### Instructions for the task
Say how many lines in the records include the string "перемістилася", adding no other words.
--- Given records ---
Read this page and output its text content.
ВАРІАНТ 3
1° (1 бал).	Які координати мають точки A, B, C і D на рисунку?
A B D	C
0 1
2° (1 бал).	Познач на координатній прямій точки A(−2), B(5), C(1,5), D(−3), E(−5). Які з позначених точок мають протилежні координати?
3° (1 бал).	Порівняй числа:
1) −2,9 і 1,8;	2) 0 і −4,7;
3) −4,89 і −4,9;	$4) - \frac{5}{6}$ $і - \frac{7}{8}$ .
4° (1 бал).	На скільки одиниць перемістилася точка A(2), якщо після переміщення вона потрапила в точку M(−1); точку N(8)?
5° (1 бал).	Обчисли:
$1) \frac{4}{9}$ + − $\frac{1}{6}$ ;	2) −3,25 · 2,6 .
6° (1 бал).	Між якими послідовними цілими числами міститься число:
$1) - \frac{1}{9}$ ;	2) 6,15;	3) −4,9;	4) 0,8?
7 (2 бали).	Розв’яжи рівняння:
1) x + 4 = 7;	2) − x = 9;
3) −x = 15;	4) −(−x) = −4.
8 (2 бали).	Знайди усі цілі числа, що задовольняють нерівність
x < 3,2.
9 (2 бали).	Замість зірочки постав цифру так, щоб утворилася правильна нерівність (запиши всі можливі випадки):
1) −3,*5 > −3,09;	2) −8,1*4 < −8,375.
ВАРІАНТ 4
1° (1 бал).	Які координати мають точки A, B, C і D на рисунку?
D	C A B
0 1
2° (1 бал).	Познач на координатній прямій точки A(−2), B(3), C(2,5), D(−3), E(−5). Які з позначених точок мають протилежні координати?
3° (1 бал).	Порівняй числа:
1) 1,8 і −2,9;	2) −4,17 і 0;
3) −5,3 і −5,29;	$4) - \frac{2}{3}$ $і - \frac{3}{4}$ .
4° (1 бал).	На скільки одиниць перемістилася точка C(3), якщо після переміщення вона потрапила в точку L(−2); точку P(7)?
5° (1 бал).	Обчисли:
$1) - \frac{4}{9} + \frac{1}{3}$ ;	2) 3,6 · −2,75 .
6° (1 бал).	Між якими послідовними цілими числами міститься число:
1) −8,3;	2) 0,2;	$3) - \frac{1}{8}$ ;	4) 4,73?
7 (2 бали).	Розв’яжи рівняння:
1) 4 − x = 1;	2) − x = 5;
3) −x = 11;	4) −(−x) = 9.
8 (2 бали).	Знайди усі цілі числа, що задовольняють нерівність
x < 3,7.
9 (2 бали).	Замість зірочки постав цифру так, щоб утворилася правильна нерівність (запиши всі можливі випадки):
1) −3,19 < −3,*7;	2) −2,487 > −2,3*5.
---
### Task result
2